### Short task:
In the forum thread, from which version does node.js support Unicode property escapes?

5

I'm trying to filter out Unicode characters that aren't related to language from a string.

Here's an example of what I want:

const filt1 = "This will not be replaced: æ Ç ü"; // This will not be replaced: æ Ç ü
const filt2 = "This will be replaced: » ↕ ◄"; // This will be replaced:   

How would I go about doing this? Characters such as accented letters and Chinese characters are what I want to keep. Arrows, blocks, emoji, etc. should be filtered out.

I've found various regex filters online, but none do exactly what I want. This one works the best, but it's bulky and does not include non-accented alphanumeric characters.

((?![a-zA-ZàèìòùÀÈÌÒÙáéíóúýÁÉÍÓÚÝâêîôûÂÊÎÔÛãñõÃÑÕäëïöüÿÄËÏÖÜŸçÇߨøÅ寿œ ]).)*
Encode42
  • 55
  • 7
  • 2
    I don't think there's any algorithm that determines what you do and don't want to keep so the only way will be brute force to list what you want to keep in a giant string/array. You can examine code pages from dozens of languages and see if you can find any algorithm based on the character code, but unless you limit yourself to only a few languages, I doubt you're going to find an algorithmic shortcut. – jfriend00 Sep 29 '19 at 20:59
  • That was my original idea, but it looks so bulky. Easily doable as seen above, but doesn't feel efficient. – Encode42 Sep 29 '19 at 21:00
  • Did you examine all the code pages you care about and see if the characters you want to keep follow some pattern with their character code? That's the only possibility I see. But, if you're going into things like Chinese and not just romance languages, that's unlikely to work. – jfriend00 Sep 29 '19 at 21:02
  • @jfriend00 Even just including Cyrillic starts to make it a major pain, adding Chinese, Korean, Japanese, etc is going to be unmaintainable. – VLAZ Sep 29 '19 at 21:04
  • 1
    @VLAZ - Yep, that's what I thought. I think I'd go back to what the real problem is and look for a different approach. – jfriend00 Sep 29 '19 at 21:04
  • Possible duplicate of [Javascript + Unicode regexes](https://stackoverflow.com/questions/280712/javascript-unicode-regexes) – Ilmari Karonen Sep 29 '19 at 21:13

1 Answers1

4

You could try an unicode regex /[^\p{L}\s]/ugi

console.log('This will be replaced: » ↕ ◄, This will not be replaced: æ Ç ü'.replace(/[^\p{L}\s]/ugi, ''));

Unicode property escapes have been added in ES2018, the browser support is currently limited, node.js supports them from the version 10.

### Given records:
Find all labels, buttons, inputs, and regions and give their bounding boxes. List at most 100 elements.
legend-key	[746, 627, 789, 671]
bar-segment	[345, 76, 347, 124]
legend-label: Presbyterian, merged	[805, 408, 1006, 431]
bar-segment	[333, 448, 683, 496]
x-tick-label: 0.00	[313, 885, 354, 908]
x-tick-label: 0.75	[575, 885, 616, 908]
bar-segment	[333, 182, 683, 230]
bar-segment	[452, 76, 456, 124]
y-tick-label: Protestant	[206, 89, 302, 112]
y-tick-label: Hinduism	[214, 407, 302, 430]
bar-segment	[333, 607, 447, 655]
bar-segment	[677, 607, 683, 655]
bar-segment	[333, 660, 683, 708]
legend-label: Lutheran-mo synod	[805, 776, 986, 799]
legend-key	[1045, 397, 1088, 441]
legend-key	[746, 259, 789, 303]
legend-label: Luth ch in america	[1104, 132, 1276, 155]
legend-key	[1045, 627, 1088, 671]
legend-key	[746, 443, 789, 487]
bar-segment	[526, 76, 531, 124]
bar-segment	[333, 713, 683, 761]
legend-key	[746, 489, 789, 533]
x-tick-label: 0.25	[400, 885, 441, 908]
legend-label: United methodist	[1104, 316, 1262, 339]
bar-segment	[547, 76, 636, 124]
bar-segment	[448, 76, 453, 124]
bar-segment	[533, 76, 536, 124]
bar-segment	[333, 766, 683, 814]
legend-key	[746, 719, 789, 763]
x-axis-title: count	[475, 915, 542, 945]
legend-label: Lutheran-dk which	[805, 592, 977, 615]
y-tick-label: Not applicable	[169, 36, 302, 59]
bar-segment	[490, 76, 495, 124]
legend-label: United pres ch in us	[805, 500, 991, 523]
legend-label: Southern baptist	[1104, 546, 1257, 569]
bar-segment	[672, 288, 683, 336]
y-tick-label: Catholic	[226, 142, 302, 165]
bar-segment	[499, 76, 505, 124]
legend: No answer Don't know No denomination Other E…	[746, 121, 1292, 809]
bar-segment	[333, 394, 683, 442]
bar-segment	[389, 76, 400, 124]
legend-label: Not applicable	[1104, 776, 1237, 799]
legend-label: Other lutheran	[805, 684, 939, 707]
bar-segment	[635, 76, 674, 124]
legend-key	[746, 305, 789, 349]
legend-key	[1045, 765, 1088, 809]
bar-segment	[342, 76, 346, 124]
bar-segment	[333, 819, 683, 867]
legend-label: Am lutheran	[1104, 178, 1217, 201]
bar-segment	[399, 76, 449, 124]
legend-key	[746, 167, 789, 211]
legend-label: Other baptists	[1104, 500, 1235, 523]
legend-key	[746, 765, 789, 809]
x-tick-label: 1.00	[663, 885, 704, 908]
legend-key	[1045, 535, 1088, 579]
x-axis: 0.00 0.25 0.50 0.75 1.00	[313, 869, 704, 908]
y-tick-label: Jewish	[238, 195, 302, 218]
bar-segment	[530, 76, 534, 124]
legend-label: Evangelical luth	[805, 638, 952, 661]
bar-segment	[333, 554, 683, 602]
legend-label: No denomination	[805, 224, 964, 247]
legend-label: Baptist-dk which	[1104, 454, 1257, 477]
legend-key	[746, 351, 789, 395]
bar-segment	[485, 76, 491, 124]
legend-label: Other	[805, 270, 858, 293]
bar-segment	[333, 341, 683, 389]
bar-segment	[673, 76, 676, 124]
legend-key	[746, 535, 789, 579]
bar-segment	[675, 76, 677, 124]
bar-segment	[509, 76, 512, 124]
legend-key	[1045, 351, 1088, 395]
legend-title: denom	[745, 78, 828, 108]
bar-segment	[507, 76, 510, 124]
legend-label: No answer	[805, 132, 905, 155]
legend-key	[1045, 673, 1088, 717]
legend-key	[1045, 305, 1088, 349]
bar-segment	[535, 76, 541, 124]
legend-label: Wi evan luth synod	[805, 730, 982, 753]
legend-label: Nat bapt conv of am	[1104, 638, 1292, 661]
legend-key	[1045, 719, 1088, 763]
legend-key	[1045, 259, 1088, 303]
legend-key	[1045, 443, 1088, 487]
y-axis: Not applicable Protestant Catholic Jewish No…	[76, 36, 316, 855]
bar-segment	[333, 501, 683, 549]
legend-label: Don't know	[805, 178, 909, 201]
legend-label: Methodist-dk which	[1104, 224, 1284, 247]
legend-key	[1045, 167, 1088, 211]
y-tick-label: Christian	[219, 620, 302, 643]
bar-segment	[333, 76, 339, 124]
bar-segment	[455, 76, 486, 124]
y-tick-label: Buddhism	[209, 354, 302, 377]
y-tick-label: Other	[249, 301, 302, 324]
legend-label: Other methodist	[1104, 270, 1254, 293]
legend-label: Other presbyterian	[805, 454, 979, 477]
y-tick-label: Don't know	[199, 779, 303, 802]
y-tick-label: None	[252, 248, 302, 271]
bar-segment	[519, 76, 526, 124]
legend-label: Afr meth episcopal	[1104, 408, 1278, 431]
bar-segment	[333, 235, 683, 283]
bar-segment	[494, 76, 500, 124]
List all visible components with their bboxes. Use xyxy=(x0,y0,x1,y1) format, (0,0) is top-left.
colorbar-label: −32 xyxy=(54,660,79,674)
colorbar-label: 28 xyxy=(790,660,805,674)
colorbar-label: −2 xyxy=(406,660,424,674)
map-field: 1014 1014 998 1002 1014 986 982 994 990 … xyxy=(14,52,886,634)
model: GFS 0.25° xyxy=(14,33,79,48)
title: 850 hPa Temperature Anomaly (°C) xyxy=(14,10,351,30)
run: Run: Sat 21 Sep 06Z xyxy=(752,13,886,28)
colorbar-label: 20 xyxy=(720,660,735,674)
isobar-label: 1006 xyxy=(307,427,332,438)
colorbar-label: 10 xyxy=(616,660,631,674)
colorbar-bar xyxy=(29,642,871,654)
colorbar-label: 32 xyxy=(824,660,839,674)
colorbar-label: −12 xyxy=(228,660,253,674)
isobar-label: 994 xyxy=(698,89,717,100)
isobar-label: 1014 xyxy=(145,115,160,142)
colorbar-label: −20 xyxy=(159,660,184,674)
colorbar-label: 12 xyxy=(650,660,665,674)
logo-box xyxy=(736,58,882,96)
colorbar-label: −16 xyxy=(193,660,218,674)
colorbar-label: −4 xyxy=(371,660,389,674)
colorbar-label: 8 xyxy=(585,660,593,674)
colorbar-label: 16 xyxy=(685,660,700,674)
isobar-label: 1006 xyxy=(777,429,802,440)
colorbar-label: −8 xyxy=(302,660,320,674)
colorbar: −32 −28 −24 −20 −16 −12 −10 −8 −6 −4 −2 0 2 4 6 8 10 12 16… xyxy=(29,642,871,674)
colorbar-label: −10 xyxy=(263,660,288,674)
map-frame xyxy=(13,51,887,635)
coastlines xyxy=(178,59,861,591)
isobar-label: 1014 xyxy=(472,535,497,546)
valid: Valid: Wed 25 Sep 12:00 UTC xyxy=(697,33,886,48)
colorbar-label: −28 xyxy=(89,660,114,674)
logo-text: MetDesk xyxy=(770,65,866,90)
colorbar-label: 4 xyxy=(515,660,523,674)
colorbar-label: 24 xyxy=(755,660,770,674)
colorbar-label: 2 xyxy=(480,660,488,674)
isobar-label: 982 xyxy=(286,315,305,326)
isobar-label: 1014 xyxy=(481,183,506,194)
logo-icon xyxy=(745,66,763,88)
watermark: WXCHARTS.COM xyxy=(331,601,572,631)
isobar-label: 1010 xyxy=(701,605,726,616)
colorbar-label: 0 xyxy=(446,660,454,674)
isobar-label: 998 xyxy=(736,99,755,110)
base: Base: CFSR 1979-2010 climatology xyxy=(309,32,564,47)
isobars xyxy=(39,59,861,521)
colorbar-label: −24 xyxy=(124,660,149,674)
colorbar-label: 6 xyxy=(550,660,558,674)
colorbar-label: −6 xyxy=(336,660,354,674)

### Correct answer:
Version 10.